__Task details__: This exercise asks for a copy of each line in the records below with the word "marker" in it.

Dataset rows about figures

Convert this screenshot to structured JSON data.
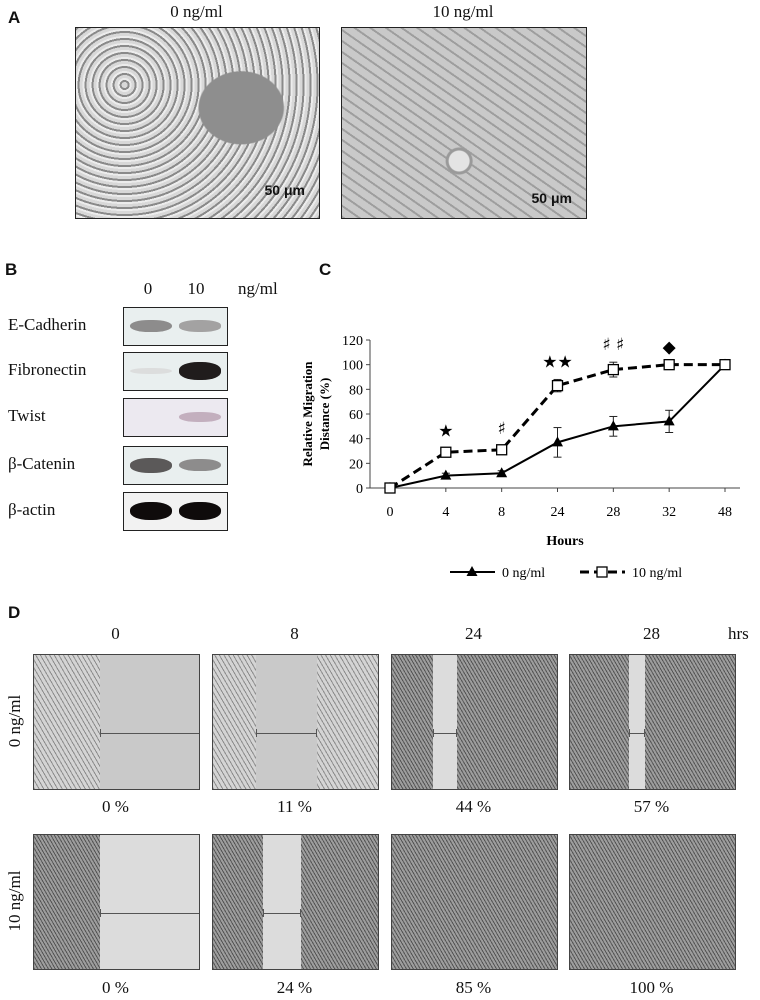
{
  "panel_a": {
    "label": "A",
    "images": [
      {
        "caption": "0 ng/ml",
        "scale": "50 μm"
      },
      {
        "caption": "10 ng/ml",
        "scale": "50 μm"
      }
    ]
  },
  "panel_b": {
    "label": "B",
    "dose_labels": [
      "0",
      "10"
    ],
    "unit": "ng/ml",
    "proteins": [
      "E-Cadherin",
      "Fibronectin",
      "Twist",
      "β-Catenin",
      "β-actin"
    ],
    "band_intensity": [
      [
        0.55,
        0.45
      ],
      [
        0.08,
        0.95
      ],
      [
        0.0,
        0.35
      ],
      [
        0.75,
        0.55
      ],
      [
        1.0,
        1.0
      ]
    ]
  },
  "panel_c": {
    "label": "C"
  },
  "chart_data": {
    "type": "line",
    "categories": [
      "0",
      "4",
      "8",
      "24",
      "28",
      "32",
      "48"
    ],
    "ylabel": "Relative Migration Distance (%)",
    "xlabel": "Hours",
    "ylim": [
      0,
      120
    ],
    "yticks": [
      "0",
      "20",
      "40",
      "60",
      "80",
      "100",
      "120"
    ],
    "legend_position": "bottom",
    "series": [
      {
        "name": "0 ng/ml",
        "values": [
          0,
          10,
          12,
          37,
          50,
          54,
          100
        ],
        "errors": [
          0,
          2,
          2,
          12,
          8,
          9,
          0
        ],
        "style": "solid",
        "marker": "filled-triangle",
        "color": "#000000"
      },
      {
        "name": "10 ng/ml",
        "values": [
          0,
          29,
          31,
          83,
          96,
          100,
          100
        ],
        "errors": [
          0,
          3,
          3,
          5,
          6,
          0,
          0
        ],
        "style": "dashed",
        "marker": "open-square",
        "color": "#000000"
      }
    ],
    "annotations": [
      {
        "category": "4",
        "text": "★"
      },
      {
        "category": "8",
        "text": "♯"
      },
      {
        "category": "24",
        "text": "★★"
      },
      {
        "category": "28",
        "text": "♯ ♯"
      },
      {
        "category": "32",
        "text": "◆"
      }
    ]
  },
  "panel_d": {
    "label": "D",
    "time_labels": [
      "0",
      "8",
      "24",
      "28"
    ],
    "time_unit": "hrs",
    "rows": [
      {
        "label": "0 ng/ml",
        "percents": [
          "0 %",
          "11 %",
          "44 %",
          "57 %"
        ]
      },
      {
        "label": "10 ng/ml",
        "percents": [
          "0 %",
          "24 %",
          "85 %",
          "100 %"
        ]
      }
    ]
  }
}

__Task result__:
        "marker": "filled-triangle",
        "marker": "open-square",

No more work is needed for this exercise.